The picture is starting to get as clear as mud when it comes to potential owners for Saab, but there are a few things happening and several Djup Strupes have been in touch and a loosed a few cats from the bag.
The groundbreaking word over the weekend is that Renco Group have reportedly withdrawn themselves from the race and the reason shared for their withdrawal is quite possibly going to prove to be a major achilles heel in this deal. Those of you panning the Koenigsegg Group for their withdrawal due to timing issues, most likely with respect to the EIB process and associated state guarantees, should take note.
GM are reportedly anxious about anyone including the EIB loan as a condition for their purchase of Saab, but buyers are considering the EIB loan as a necessity for getting the deal done as it provides essential funding for future development. The lack of clarity with regard to the status of the EIB loan is giving everyone pause (and it’s a big reason why Ksegg found the situation too risky and costly for their own planned progress).
A snapshot of where the EIB loan is right now….

▶ Recorded data:

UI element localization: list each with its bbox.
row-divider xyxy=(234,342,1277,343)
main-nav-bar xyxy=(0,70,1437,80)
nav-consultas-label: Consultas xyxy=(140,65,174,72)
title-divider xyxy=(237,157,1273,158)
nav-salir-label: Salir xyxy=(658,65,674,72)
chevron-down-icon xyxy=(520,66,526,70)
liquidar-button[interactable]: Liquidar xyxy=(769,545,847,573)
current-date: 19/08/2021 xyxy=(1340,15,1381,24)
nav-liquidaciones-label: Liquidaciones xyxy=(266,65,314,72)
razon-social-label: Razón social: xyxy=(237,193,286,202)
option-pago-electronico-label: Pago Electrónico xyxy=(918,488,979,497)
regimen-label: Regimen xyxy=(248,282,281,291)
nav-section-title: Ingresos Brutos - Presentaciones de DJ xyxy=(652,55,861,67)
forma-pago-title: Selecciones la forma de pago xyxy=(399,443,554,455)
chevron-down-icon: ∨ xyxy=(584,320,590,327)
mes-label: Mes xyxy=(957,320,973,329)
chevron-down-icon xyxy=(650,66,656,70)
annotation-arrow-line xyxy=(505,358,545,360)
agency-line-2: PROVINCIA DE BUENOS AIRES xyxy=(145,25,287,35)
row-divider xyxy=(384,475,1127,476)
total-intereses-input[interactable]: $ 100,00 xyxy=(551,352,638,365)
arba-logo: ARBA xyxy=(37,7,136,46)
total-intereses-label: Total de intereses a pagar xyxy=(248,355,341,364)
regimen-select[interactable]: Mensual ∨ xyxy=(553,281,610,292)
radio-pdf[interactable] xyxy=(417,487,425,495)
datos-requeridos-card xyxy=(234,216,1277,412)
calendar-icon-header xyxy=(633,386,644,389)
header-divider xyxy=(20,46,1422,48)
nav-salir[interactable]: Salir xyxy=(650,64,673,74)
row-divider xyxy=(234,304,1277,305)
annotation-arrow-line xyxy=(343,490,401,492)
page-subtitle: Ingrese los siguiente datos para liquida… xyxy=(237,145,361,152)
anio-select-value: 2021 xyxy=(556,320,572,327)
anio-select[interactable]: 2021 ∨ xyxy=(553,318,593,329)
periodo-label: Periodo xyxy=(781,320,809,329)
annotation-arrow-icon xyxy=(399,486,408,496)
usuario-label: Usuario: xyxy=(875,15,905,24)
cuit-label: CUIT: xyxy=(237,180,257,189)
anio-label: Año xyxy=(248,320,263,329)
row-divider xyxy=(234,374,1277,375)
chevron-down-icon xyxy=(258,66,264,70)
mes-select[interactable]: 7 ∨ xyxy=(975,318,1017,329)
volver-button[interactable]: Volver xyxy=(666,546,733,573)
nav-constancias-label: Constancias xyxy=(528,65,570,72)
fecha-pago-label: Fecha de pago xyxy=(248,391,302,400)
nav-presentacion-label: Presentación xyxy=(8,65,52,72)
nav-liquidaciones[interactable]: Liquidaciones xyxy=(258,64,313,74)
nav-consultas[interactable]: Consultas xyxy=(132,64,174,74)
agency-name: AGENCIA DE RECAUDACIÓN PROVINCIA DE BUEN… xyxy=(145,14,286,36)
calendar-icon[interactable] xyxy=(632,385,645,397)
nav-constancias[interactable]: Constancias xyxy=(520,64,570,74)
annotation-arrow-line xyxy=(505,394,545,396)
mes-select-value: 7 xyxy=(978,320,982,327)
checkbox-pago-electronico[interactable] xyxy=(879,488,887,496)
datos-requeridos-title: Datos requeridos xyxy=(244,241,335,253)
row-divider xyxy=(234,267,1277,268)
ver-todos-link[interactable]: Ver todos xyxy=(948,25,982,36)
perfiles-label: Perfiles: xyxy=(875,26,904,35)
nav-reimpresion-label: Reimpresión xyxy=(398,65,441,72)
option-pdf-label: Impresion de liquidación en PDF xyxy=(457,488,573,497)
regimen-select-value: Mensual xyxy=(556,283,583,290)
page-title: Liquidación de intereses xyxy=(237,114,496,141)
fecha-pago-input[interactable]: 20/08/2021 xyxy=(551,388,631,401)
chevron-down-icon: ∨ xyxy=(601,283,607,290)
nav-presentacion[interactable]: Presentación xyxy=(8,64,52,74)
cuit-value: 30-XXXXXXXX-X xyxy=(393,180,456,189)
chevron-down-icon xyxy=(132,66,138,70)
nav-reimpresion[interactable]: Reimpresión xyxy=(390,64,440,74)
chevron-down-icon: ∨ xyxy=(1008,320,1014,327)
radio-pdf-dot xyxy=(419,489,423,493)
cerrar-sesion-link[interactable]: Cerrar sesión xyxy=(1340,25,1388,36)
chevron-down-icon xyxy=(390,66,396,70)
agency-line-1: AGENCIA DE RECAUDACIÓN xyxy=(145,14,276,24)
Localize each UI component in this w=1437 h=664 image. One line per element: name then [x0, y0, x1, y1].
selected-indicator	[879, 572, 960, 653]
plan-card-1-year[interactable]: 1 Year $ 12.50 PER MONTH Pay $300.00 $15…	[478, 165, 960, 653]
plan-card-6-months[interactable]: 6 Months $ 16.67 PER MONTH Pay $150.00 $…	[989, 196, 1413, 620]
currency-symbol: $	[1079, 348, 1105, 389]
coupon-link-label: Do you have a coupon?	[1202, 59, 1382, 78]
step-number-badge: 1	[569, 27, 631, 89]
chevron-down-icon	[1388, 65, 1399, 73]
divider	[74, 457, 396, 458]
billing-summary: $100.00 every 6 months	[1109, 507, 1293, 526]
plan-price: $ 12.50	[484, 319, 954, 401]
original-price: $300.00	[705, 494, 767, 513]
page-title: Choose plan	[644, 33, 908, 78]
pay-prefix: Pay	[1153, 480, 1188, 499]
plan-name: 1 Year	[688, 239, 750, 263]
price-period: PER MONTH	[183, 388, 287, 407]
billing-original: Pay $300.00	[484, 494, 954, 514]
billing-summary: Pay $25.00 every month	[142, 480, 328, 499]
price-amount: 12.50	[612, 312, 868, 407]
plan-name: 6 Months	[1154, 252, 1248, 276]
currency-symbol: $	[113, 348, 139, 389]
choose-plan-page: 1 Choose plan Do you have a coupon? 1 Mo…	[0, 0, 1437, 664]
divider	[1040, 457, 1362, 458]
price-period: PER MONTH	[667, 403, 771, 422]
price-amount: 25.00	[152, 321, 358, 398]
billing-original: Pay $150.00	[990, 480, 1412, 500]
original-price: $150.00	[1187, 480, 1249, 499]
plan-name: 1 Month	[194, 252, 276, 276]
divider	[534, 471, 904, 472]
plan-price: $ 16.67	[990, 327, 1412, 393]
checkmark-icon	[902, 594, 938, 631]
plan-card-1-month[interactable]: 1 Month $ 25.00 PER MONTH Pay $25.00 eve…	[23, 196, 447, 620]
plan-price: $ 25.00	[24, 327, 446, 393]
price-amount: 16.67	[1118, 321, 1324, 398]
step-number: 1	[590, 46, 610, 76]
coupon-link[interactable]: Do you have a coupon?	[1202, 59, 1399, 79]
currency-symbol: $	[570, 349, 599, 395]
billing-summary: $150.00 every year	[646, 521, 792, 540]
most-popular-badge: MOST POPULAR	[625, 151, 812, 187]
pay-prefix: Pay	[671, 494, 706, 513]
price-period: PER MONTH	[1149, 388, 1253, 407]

▶ Direction: Starting at "GM are reportedly" and ending at "own planned progress).", repeat the Saab ownership text word for word.

▶ Task answer:
GM are reportedly anxious about anyone including the EIB loan as a condition for their purchase of Saab, but buyers are considering the EIB loan as a necessity for getting the deal done as it provides essential funding for future development. The lack of clarity with regard to the status of the EIB loan is giving everyone pause (and it’s a big reason why Ksegg found the situation too risky and costly for their own planned progress).